Look through the data and write out every line with the word "screenshot" in it.

[Figure dataset records]
_____
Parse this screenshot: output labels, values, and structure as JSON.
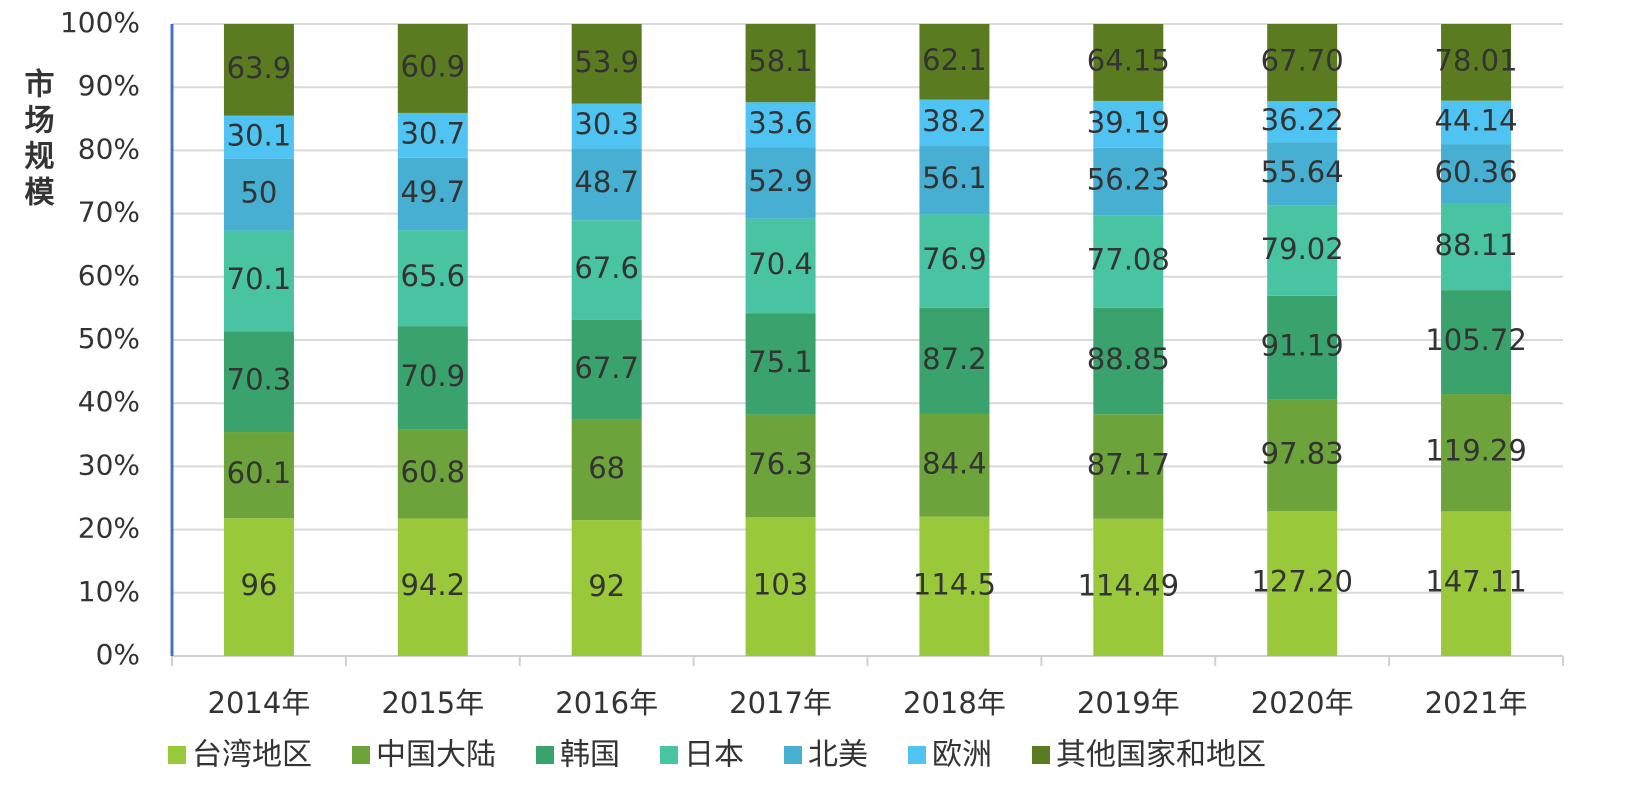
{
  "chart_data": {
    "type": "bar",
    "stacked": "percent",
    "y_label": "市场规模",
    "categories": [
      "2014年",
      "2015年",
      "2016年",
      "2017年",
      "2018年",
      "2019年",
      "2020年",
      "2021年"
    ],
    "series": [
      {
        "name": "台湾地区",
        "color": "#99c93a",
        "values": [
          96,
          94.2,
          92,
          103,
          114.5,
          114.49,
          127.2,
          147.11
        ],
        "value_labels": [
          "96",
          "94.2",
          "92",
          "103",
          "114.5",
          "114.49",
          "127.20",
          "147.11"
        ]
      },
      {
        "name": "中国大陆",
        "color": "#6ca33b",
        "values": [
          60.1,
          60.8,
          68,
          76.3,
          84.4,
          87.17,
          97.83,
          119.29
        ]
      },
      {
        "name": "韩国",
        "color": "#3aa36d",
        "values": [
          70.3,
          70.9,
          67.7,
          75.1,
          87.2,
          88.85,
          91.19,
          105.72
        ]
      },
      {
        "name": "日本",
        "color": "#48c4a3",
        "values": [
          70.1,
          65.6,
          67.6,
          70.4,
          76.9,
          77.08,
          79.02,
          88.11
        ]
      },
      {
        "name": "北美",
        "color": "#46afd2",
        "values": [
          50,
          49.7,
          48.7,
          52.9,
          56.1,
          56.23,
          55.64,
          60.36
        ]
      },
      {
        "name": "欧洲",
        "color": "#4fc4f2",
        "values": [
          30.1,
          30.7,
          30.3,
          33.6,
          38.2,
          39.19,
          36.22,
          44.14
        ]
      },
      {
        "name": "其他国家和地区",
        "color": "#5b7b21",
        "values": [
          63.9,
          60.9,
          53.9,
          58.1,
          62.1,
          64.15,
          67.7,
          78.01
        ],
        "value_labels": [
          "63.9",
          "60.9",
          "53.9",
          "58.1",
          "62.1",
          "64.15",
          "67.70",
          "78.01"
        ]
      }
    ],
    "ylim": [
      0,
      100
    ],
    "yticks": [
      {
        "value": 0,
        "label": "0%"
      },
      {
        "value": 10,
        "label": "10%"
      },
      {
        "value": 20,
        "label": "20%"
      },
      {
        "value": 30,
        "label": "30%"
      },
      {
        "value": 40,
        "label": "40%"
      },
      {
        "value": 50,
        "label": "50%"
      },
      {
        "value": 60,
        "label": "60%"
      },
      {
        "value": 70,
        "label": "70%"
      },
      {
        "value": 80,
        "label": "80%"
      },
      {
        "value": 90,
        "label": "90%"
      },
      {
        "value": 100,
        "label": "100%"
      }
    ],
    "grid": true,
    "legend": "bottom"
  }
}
_____
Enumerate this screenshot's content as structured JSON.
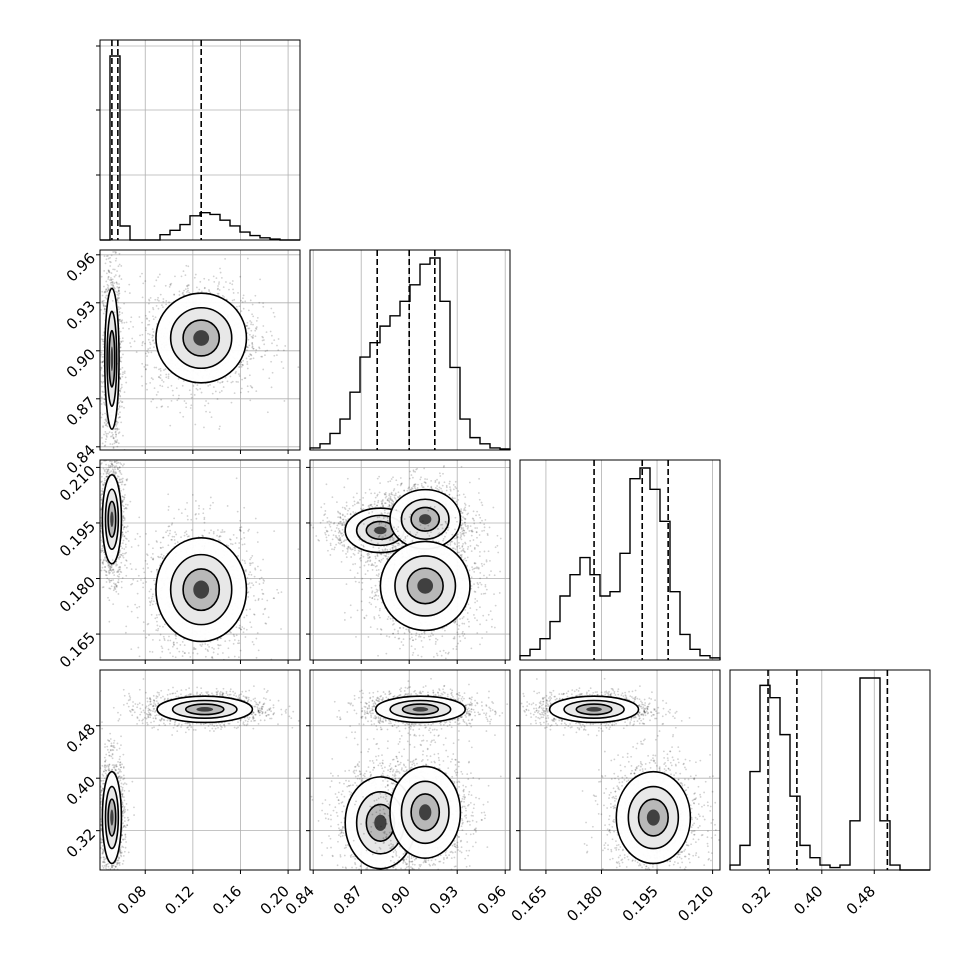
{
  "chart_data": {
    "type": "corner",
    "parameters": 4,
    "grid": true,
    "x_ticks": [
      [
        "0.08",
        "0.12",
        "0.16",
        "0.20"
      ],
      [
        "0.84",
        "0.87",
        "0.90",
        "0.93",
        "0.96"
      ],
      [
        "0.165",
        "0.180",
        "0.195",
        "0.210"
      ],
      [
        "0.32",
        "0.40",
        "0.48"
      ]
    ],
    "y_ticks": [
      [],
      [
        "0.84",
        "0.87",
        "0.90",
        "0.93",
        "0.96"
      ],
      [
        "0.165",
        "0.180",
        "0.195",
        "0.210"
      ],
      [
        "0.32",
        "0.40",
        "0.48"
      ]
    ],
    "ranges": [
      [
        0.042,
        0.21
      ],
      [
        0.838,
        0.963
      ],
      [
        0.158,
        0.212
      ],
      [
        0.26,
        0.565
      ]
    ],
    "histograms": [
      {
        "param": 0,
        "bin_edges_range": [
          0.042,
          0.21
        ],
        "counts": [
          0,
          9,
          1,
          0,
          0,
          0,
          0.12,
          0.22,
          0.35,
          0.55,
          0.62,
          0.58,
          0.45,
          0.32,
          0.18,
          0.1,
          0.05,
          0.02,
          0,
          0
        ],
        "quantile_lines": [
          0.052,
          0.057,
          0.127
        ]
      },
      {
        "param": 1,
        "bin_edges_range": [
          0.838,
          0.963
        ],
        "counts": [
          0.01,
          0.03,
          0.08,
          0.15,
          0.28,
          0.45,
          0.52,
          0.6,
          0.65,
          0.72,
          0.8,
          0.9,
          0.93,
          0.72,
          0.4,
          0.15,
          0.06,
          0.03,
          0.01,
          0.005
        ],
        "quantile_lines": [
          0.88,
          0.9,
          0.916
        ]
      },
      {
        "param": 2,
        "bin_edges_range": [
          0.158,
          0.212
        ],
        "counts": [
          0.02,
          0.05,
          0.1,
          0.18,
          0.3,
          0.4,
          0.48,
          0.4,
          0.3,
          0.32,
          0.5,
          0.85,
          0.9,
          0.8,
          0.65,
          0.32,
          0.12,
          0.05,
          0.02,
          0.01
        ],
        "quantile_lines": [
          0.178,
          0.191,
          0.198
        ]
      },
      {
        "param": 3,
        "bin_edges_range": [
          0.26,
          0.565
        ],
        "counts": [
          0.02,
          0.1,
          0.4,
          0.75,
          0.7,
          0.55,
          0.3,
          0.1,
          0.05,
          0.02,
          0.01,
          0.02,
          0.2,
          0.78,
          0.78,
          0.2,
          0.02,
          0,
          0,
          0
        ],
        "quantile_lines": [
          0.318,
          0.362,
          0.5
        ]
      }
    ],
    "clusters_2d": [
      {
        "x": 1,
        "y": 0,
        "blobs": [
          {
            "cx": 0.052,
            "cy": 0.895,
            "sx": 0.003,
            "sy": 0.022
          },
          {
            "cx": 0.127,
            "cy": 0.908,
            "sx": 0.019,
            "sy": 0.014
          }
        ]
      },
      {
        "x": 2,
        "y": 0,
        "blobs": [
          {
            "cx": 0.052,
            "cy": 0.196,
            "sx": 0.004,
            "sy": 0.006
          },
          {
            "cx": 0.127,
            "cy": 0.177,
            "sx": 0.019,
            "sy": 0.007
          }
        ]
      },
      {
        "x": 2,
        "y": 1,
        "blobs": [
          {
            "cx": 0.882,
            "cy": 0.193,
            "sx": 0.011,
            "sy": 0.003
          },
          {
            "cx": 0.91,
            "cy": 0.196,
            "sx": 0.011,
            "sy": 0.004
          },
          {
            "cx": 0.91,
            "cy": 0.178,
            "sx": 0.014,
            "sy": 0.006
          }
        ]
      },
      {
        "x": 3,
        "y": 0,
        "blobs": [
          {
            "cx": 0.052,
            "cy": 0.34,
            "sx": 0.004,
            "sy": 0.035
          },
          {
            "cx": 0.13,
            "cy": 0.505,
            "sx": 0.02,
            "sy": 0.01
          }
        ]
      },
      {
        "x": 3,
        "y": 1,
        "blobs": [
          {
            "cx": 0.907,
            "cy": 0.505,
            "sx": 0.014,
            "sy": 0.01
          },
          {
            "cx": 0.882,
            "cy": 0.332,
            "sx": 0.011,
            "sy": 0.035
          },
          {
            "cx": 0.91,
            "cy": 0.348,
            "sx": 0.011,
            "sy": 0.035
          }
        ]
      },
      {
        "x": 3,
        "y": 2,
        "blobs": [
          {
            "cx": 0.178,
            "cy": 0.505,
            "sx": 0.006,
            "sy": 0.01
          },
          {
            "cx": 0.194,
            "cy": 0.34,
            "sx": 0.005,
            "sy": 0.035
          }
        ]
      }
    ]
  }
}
_____
**FINAL RESULT:**
Parse this screenshot: output labels, values, and structure as JSON.
Enumerate this screenshot's content as structured JSON.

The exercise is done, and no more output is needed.